### [PROBLEM TO SOLVE]
Restate the records below word for word, and omit the images they hold.

### [DATA SHOWN]
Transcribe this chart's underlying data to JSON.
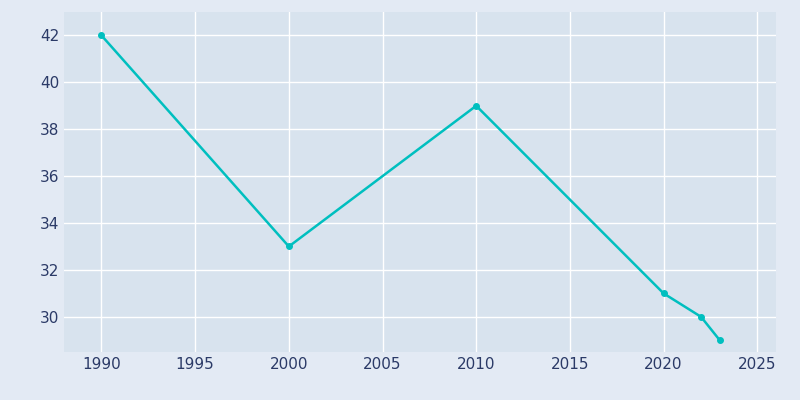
{
  "years": [
    1990,
    2000,
    2010,
    2020,
    2022,
    2023
  ],
  "values": [
    42,
    33,
    39,
    31,
    30,
    29
  ],
  "line_color": "#00BFBF",
  "background_color": "#E3EAF4",
  "plot_background": "#D8E3EE",
  "grid_color": "#FFFFFF",
  "tick_color": "#2B3A67",
  "xlim": [
    1988,
    2026
  ],
  "ylim": [
    28.5,
    43
  ],
  "xticks": [
    1990,
    1995,
    2000,
    2005,
    2010,
    2015,
    2020,
    2025
  ],
  "yticks": [
    30,
    32,
    34,
    36,
    38,
    40,
    42
  ],
  "line_width": 1.8,
  "marker_size": 4,
  "tick_labelsize": 11
}
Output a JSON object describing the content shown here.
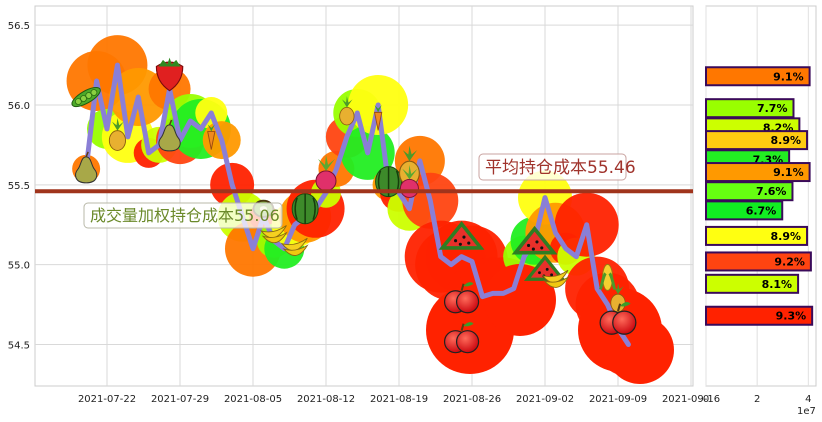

### [ANSWER FOR THIS EXERCISE]
Transcribe this chart's underlying data to JSON.
{
  "years": [
    1990,
    2000,
    2010,
    2020,
    2022,
    2023
  ],
  "values": [
    42,
    33,
    39,
    31,
    30,
    29
  ],
  "line_color": "#00BFBF",
  "background_color": "#E3EAF4",
  "plot_background": "#D8E3EE",
  "grid_color": "#FFFFFF",
  "tick_color": "#2B3A67",
  "xlim": [
    1988,
    2026
  ],
  "ylim": [
    28.5,
    43
  ],
  "xticks": [
    1990,
    1995,
    2000,
    2005,
    2010,
    2015,
    2020,
    2025
  ],
  "yticks": [
    30,
    32,
    34,
    36,
    38,
    40,
    42
  ],
  "line_width": 1.8,
  "marker_size": 4,
  "tick_labelsize": 11
}
Output a JSON object describing the content shown here.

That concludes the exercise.